Selected text →

I have a API like this,
class IoType {
......
StatusType writeBytes(......, size_t& bytesWritten);
StatusType writeObjects(......, size_t& objsWritten);
};
A senior member of the team who I respect seems to have a problem with the type size_t and suggest that I use C99 types. I know it sounds stupid but I always think c99 types like uint32_t and uint64_t look ugly. I do use them but only when it's really necessary, for instance when I need to serialize/deserialize a structure, I do want to be specific about the sizes of my data members.
What are the arguments against using size_t? I know it's not a real type but if I know for sure even a 32-bit integer is enough for me and a size type seems to be appropriate for number of bytes or number of objects, etc.
Use exact-size types like uint32_t whenever you're dealing with serialization of any sort (binary files, networking, etc.). Use size_t whenever you're dealing with the size of an object in memory—that's what it's intended for. All of the functions that deal with object sizes, like malloc, strlen, and the sizeof operator all size_t.
If you use size_t correctly, your program will be maximally portable, and it will not waste time and memory on platforms where it doesn't need to. On 32-bit platforms, a size_t will be 32 bits—if you instead used a uint64_t, you'd waste time and space. Conversely, on 64-bit platforms, a size_t will be 64 bits—if you instead used a uint32_t, your program could behave incorrectly (maybe even crash or open up a security vulnerability) if it ever had to deal with a piece of memory larger than 4 GB.
I can't think of anything wrong in using size_t in contexts where you don't need to serialize values. Also using size_t correctly will increase the code's safety/portability across 32 and 64 bit patforms.
Uhm, it's not a good idea to replace size_t (a maximally portable thing) with a less portable C99 fixed size or minimum size unsigned type.
On the other hand, you can avoid a lot of technical problems (wasted time) by using the signed ptrdiff_t type instead. The standard library’s use of unsigned type is just for historical reasons. It made sense in its day, and even today on 16-bit architectures, but generally it is nothing but trouble & verbosity.
Making that change requires some support, though, in particular a general size function that returns array or container size as ptrdiff_t.
Now, regarding your function signature
StatusType writeBytes(......, size_t& bytesWritten);
This forces the calling code’s choice of type for the bytes written count.
And then, with unsigned type size_t forced, it is easy to introduce a bug, e.g. by checking if that is less or more than some computed quantity.
A grotesque example: std::string("ah").length() < -5 is guaranteed true.
So instead, make that …
Size writeBytes(......);
or, if you do not want to use exceptions,
Size writeBytes(......, StatusType& status );
It is OK to have an enumeration of possible statuses as unsigned type or as whatever, because the only operations on status values will be equality checking and possibly as keys.
Related
In C++20, std::ssize is being introduced to obtain the signed size of a container for generic code. (And the reason for its addition is explained here.)
Somewhat peculiarly, the definition given there (combining with common_type and ptrdiff_t) has the effect of forcing the return value to be "either ptrdiff_t or the signed form of the container's size() return value, whichever is larger".
P1227R1 indirectly offers a justification for this ("it would be a disaster for std::ssize() to turn a size of 60,000 into a size of -5,536").
This seems to me like an odd way to try to "fix" that, however.
Containers which intentionally define a uint16_t size and are known to never exceed 32,767 elements will still be forced to use a larger type than required.

Entries provided →
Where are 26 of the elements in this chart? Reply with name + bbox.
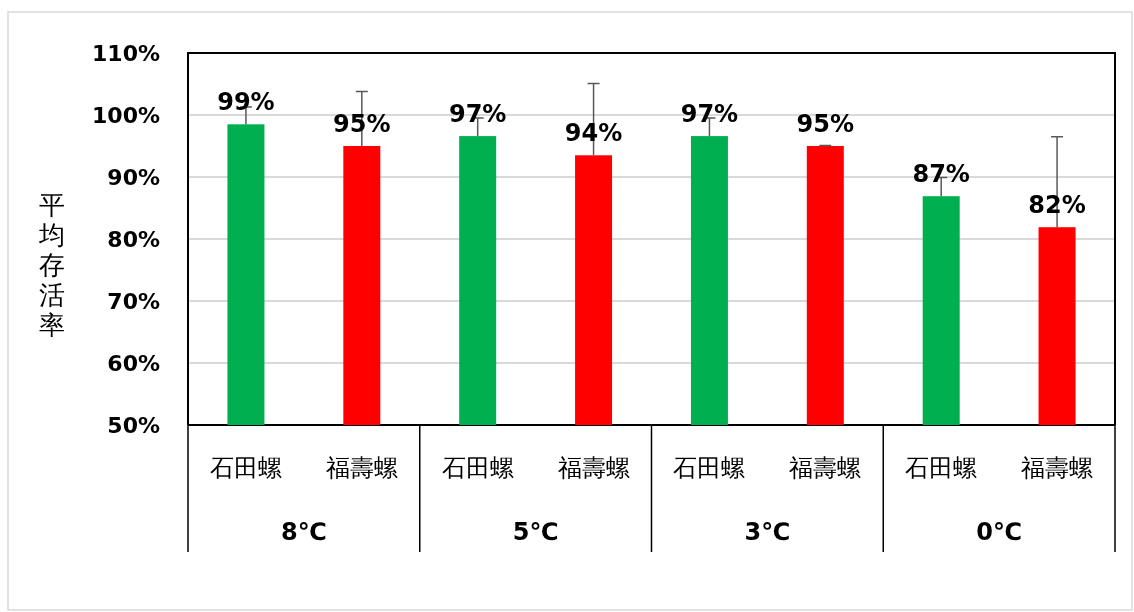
text: 福壽螺 — [1021, 454, 1094, 482]
y-tick-label: 60% — [107, 351, 160, 376]
text: 石田螺 — [673, 454, 746, 482]
data-label: 99% — [217, 88, 275, 117]
data-label: 97% — [448, 100, 507, 129]
x-tick-label: 3℃ — [744, 518, 791, 546]
y-tick-label: 80% — [107, 227, 160, 252]
series-label: 福壽螺 — [325, 454, 398, 482]
y-tick-label: 90% — [107, 165, 160, 190]
series-label: 石田螺 — [209, 454, 282, 482]
data-label: 95% — [796, 110, 855, 138]
ylabel: 平均存活率 — [39, 190, 65, 340]
y-tick-label: 110% — [92, 41, 160, 66]
y-tick-label: 50% — [107, 413, 160, 438]
x-tick-label: 0℃ — [976, 518, 1023, 546]
y-tick-label: 100% — [92, 103, 160, 128]
data-label: 82% — [1028, 191, 1086, 220]
data-label: 87% — [912, 160, 970, 189]
text: 福壽螺 — [789, 454, 862, 482]
data-label: 97% — [680, 100, 739, 129]
x-tick-label: 5℃ — [512, 518, 559, 546]
text: 石田螺 — [441, 454, 514, 482]
text: 石田螺 — [905, 454, 978, 482]
x-tick-label: 8℃ — [280, 518, 327, 546]
y-tick-label: 70% — [107, 289, 160, 314]
text: 福壽螺 — [557, 454, 630, 482]
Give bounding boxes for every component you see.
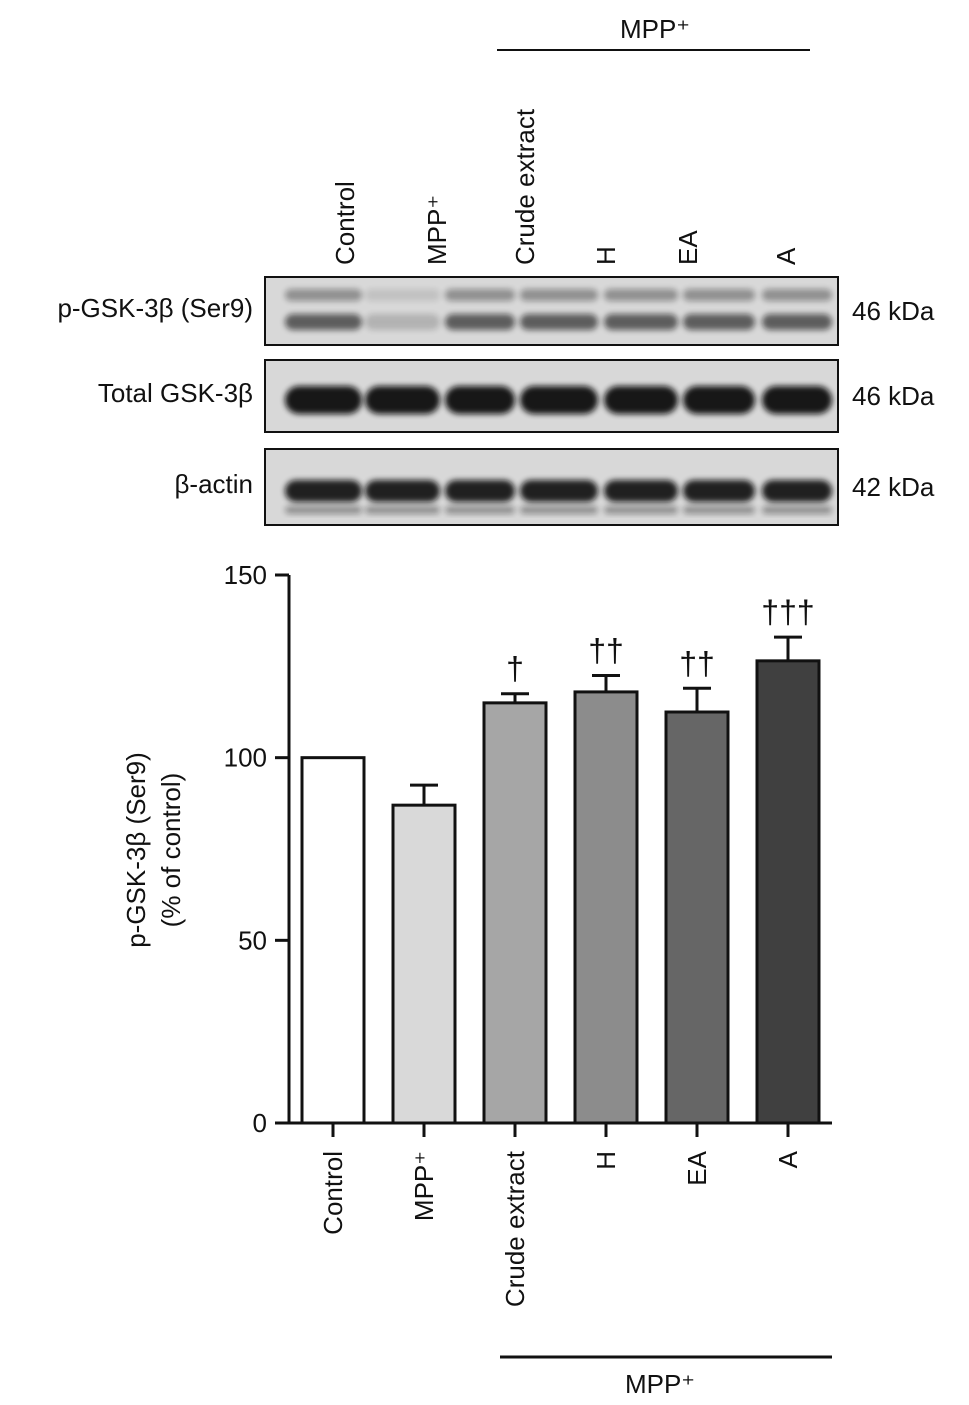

Your task →
Answer these from the thread on size_t:
1. What kind of type does the thread say to use for serialization of any sort?
2. How many bits will a size_t be on 64-bit platforms?
3. What is being introduced in C++20 to obtain the signed size of a container?
The listing isn't needed for this.

Output of the task →
1. Exact-size types like uint32_t.
2. 64 bits.
3. std::ssize.